Stored data
· · · · ·
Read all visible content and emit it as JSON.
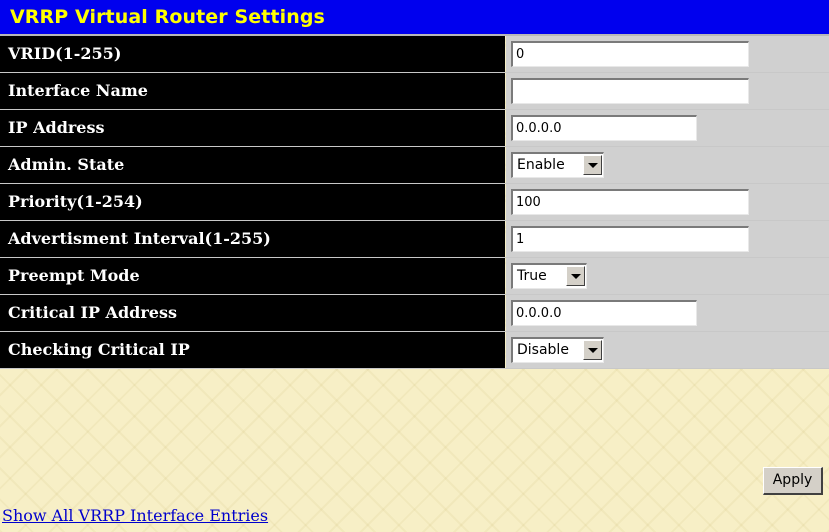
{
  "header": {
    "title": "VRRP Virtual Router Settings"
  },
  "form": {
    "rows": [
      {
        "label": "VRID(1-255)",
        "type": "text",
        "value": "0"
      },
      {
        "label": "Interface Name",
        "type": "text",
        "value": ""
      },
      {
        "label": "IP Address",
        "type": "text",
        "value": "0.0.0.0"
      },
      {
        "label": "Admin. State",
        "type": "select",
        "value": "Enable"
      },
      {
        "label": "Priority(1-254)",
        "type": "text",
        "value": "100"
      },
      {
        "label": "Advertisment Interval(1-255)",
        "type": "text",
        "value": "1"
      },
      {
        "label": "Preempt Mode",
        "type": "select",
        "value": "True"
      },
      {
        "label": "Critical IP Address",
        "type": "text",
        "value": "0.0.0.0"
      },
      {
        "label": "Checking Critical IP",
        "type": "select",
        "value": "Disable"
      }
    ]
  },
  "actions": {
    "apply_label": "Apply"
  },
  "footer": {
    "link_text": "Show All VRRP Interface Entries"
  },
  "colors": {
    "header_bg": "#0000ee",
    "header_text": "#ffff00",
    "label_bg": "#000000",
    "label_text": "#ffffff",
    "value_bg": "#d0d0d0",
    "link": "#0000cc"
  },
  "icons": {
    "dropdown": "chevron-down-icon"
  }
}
· · · · ·
## EXERCISE:
Make an exact copy of the records above, with the pictures left out.

## RESULT BELOW:
Read all visible content and emit it as JSON.
{
  "header": {
    "title": "VRRP Virtual Router Settings"
  },
  "form": {
    "rows": [
      {
        "label": "VRID(1-255)",
        "type": "text",
        "value": "0"
      },
      {
        "label": "Interface Name",
        "type": "text",
        "value": ""
      },
      {
        "label": "IP Address",
        "type": "text",
        "value": "0.0.0.0"
      },
      {
        "label": "Admin. State",
        "type": "select",
        "value": "Enable"
      },
      {
        "label": "Priority(1-254)",
        "type": "text",
        "value": "100"
      },
      {
        "label": "Advertisment Interval(1-255)",
        "type": "text",
        "value": "1"
      },
      {
        "label": "Preempt Mode",
        "type": "select",
        "value": "True"
      },
      {
        "label": "Critical IP Address",
        "type": "text",
        "value": "0.0.0.0"
      },
      {
        "label": "Checking Critical IP",
        "type": "select",
        "value": "Disable"
      }
    ]
  },
  "actions": {
    "apply_label": "Apply"
  },
  "footer": {
    "link_text": "Show All VRRP Interface Entries"
  },
  "colors": {
    "header_bg": "#0000ee",
    "header_text": "#ffff00",
    "label_bg": "#000000",
    "label_text": "#ffffff",
    "value_bg": "#d0d0d0",
    "link": "#0000cc"
  },
  "icons": {
    "dropdown": "chevron-down-icon"
  }
}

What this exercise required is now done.